- WHAT YOU ARE ASKED TO DO -
Records follow. Select each line holding "金口街道办事处".
-- Start --
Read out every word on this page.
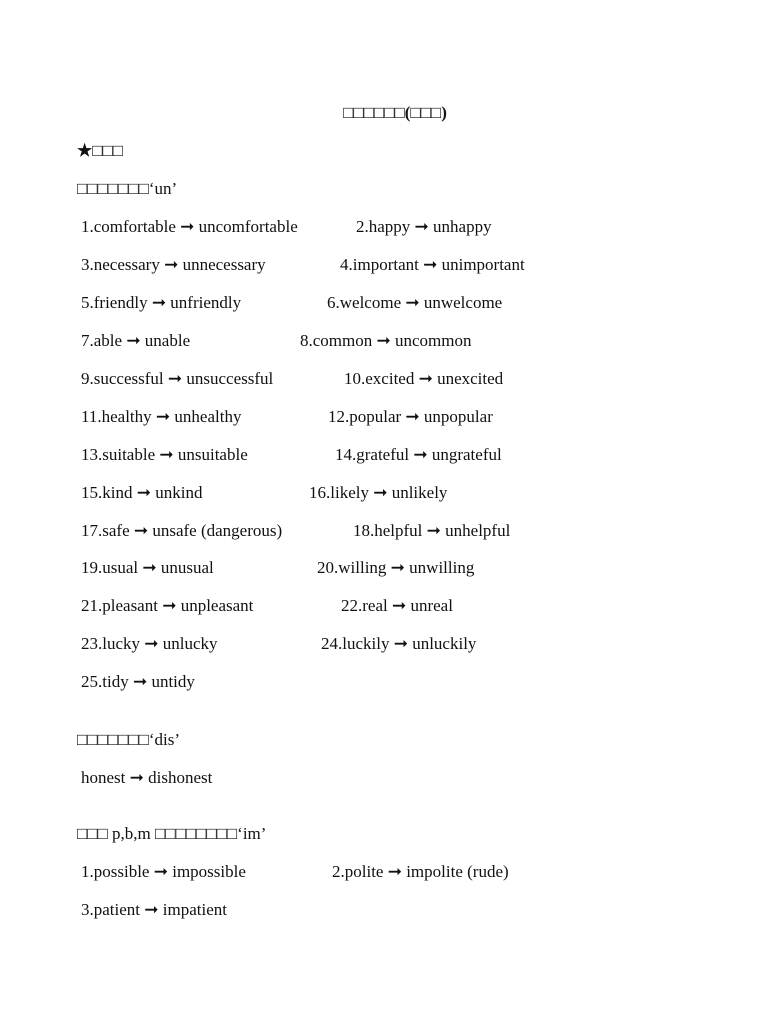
□□□□□□(□□□)
★□□□
□□□□□□□‘un’
1.comfortable ➞ uncomfortable	2.happy ➞ unhappy
3.necessary ➞ unnecessary	4.important ➞ unimportant
5.friendly ➞ unfriendly	6.welcome ➞ unwelcome
7.able ➞ unable	8.common ➞ uncommon
9.successful ➞ unsuccessful	10.excited ➞ unexcited
11.healthy ➞ unhealthy	12.popular ➞ unpopular
13.suitable ➞ unsuitable	14.grateful ➞ ungrateful
15.kind ➞ unkind	16.likely ➞ unlikely
17.safe ➞ unsafe (dangerous)	18.helpful ➞ unhelpful
19.usual ➞ unusual	20.willing ➞ unwilling
21.pleasant ➞ unpleasant	22.real ➞ unreal
23.lucky ➞ unlucky	24.luckily ➞ unluckily
25.tidy ➞ untidy
□□□□□□□‘dis’
honest ➞ dishonest
□□□ p,b,m □□□□□□□□‘im’
1.possible ➞ impossible	2.polite ➞ impolite (rude)
3.patient ➞ impatient
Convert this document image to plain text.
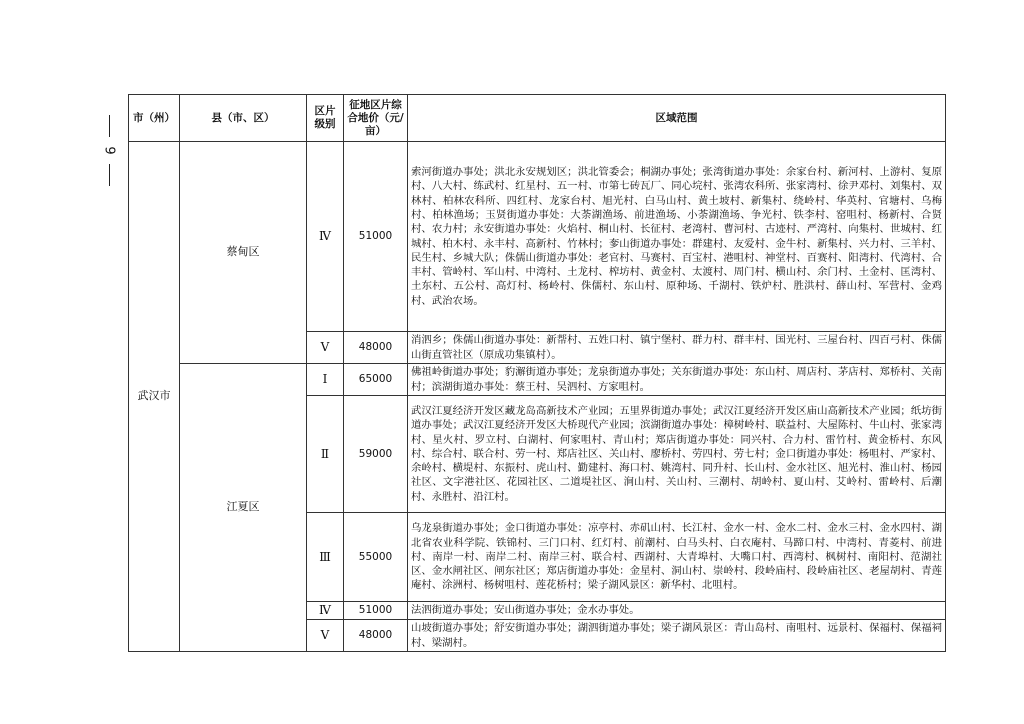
9
市（州）	县（市、区）	区片级别	征地区片综合地价（元/亩）	区域范围
武汉市	蔡甸区	Ⅳ	51000	索河街道办事处；洪北永安规划区；洪北管委会；桐湖办事处；张湾街道办事处：余家台村、新河村、上游村、复原村、八大村、练武村、红星村、五一村、市第七砖瓦厂、同心垸村、张湾农科所、张家湾村、徐尹邓村、刘集村、双林村、柏林农科所、四红村、龙家台村、旭光村、白马山村、黄土坡村、新集村、绕岭村、华英村、官塘村、乌梅村、柏林渔场；玉贤街道办事处：大荼湖渔场、前进渔场、小荼湖渔场、争光村、铁李村、窑咀村、杨新村、合贤村、农力村；永安街道办事处：火焰村、桐山村、长征村、老湾村、曹河村、古迹村、严湾村、向集村、世城村、红城村、柏木村、永丰村、高新村、竹林村；奓山街道办事处：群建村、友爱村、金牛村、新集村、兴力村、三羊村、民生村、乡城大队；侏儒山街道办事处：老官村、马赛村、百宝村、港咀村、神堂村、百赛村、阳湾村、代湾村、合丰村、管岭村、军山村、中湾村、土龙村、榨坊村、黄金村、太渡村、周门村、横山村、余门村、土金村、匡湾村、土东村、五公村、高灯村、杨岭村、侏儒村、东山村、原种场、千湖村、铁炉村、胜洪村、薛山村、军营村、金鸡村、武治农场。
		Ⅴ	48000	消泗乡；侏儒山街道办事处：新帮村、五姓口村、镇宁堡村、群力村、群丰村、国光村、三屋台村、四百弓村、侏儒山街直管社区（原成功集镇村）。
	江夏区	Ⅰ	65000	佛祖岭街道办事处；豹澥街道办事处；龙泉街道办事处；关东街道办事处：东山村、周店村、茅店村、郑桥村、关南村；滨湖街道办事处：蔡王村、吴泗村、方家咀村。
		Ⅱ	59000	武汉江夏经济开发区藏龙岛高新技术产业园；五里界街道办事处；武汉江夏经济开发区庙山高新技术产业园；纸坊街道办事处；武汉江夏经济开发区大桥现代产业园；滨湖街道办事处：樟树岭村、联益村、大屋陈村、牛山村、张家湾村、星火村、罗立村、白湖村、何家咀村、青山村；郑店街道办事处：同兴村、合力村、雷竹村、黄金桥村、东风村、综合村、联合村、劳一村、郑店社区、关山村、廖桥村、劳四村、劳七村；金口街道办事处：杨咀村、严家村、余岭村、横堤村、东振村、虎山村、勤建村、海口村、姚湾村、同升村、长山村、金水社区、旭光村、淮山村、杨园社区、文字港社区、花园社区、二道堤社区、涧山村、关山村、三潮村、胡岭村、夏山村、艾岭村、雷岭村、后潮村、永胜村、沿江村。
		Ⅲ	55000	乌龙泉街道办事处；金口街道办事处：凉亭村、赤矶山村、长江村、金水一村、金水二村、金水三村、金水四村、湖北省农业科学院、铁锦村、三门口村、红灯村、前潮村、白马头村、白衣庵村、马蹄口村、中湾村、青菱村、前进村、南岸一村、南岸二村、南岸三村、联合村、西湖村、大青埠村、大嘴口村、西湾村、枫树村、南阳村、范湖社区、金水闸社区、闸东社区；郑店街道办事处：金星村、洞山村、崇岭村、段岭庙村、段岭庙社区、老屋胡村、青莲庵村、涂洲村、杨树咀村、莲花桥村；梁子湖风景区：新华村、北咀村。
		Ⅳ	51000	法泗街道办事处；安山街道办事处；金水办事处。
		Ⅴ	48000	山坡街道办事处；舒安街道办事处；湖泗街道办事处；梁子湖风景区：青山岛村、南咀村、远景村、保福村、保福祠村、梁湖村。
-- End --
- REPLY -
		Ⅱ	59000	武汉江夏经济开发区藏龙岛高新技术产业园；五里界街道办事处；武汉江夏经济开发区庙山高新技术产业园；纸坊街道办事处；武汉江夏经济开发区大桥现代产业园；滨湖街道办事处：樟树岭村、联益村、大屋陈村、牛山村、张家湾村、星火村、罗立村、白湖村、何家咀村、青山村；郑店街道办事处：同兴村、合力村、雷竹村、黄金桥村、东风村、综合村、联合村、劳一村、郑店社区、关山村、廖桥村、劳四村、劳七村；金口街道办事处：杨咀村、严家村、余岭村、横堤村、东振村、虎山村、勤建村、海口村、姚湾村、同升村、长山村、金水社区、旭光村、淮山村、杨园社区、文字港社区、花园社区、二道堤社区、涧山村、关山村、三潮村、胡岭村、夏山村、艾岭村、雷岭村、后潮村、永胜村、沿江村。
		Ⅲ	55000	乌龙泉街道办事处；金口街道办事处：凉亭村、赤矶山村、长江村、金水一村、金水二村、金水三村、金水四村、湖北省农业科学院、铁锦村、三门口村、红灯村、前潮村、白马头村、白衣庵村、马蹄口村、中湾村、青菱村、前进村、南岸一村、南岸二村、南岸三村、联合村、西湖村、大青埠村、大嘴口村、西湾村、枫树村、南阳村、范湖社区、金水闸社区、闸东社区；郑店街道办事处：金星村、洞山村、崇岭村、段岭庙村、段岭庙社区、老屋胡村、青莲庵村、涂洲村、杨树咀村、莲花桥村；梁子湖风景区：新华村、北咀村。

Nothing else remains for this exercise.